DIRECTIVE> Gather every line from the entries below that includes "true".

RECORDS SUPPLIED>
####################

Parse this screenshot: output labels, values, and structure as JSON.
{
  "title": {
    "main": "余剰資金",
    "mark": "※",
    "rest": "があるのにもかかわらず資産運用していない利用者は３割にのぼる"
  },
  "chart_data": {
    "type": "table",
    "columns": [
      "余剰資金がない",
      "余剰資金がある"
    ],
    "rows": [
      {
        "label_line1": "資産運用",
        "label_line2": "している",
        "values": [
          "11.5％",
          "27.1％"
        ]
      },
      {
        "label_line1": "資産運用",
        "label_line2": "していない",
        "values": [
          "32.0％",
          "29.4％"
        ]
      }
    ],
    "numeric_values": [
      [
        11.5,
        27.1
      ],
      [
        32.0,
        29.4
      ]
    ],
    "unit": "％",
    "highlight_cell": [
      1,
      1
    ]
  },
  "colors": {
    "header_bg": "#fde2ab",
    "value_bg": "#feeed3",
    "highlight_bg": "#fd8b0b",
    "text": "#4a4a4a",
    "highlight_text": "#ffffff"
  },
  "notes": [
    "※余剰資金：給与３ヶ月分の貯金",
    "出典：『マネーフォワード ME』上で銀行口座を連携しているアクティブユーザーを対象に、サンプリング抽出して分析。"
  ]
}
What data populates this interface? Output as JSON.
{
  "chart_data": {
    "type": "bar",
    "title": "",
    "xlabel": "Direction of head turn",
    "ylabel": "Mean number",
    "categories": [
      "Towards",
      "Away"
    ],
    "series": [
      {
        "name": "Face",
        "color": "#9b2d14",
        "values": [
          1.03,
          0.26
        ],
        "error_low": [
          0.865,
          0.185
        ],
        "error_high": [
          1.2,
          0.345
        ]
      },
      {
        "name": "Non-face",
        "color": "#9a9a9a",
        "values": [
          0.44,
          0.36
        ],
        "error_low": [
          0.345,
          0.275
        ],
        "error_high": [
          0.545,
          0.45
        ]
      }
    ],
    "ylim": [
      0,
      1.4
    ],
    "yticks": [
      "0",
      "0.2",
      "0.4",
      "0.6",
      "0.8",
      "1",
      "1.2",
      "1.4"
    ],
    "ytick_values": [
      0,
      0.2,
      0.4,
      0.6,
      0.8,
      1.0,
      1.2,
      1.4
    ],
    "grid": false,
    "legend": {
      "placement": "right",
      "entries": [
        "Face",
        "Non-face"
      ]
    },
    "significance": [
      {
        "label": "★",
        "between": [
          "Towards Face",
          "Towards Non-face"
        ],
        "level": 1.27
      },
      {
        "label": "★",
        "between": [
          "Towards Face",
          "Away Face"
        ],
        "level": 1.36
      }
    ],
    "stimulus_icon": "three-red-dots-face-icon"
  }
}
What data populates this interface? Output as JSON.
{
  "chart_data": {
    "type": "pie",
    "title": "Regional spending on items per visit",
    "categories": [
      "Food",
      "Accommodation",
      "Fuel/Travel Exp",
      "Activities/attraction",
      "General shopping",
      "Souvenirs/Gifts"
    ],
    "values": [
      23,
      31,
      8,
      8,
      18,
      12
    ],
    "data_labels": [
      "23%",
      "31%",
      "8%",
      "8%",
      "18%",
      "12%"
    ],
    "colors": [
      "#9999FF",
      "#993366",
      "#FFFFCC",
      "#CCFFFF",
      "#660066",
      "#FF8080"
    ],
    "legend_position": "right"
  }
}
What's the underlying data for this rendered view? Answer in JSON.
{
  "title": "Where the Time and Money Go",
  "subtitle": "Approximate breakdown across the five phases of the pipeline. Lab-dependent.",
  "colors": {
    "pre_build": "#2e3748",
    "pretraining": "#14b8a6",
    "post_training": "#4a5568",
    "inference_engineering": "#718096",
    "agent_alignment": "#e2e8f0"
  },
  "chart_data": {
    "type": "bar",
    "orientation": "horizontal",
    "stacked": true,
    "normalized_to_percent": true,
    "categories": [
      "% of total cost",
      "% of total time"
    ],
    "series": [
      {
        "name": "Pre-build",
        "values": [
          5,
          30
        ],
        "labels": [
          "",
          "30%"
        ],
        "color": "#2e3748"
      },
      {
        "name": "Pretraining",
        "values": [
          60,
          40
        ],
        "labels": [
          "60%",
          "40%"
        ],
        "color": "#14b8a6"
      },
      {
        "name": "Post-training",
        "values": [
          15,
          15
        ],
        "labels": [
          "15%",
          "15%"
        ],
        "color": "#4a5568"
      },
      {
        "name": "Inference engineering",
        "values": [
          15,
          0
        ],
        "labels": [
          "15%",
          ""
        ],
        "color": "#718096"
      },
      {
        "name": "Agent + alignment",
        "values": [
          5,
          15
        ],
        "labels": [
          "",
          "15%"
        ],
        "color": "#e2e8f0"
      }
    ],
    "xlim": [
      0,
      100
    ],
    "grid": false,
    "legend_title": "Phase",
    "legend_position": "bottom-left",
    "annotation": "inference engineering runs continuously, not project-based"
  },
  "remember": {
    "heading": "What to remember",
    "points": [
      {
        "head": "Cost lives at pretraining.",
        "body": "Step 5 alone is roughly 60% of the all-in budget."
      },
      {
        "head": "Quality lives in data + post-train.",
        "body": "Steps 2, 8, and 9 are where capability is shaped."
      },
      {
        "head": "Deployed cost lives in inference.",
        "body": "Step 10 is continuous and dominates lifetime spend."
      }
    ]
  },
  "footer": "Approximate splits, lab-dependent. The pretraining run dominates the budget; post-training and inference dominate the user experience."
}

####################

TASK RESPONSE>
    "stacked": true,
    "normalized_to_percent": true,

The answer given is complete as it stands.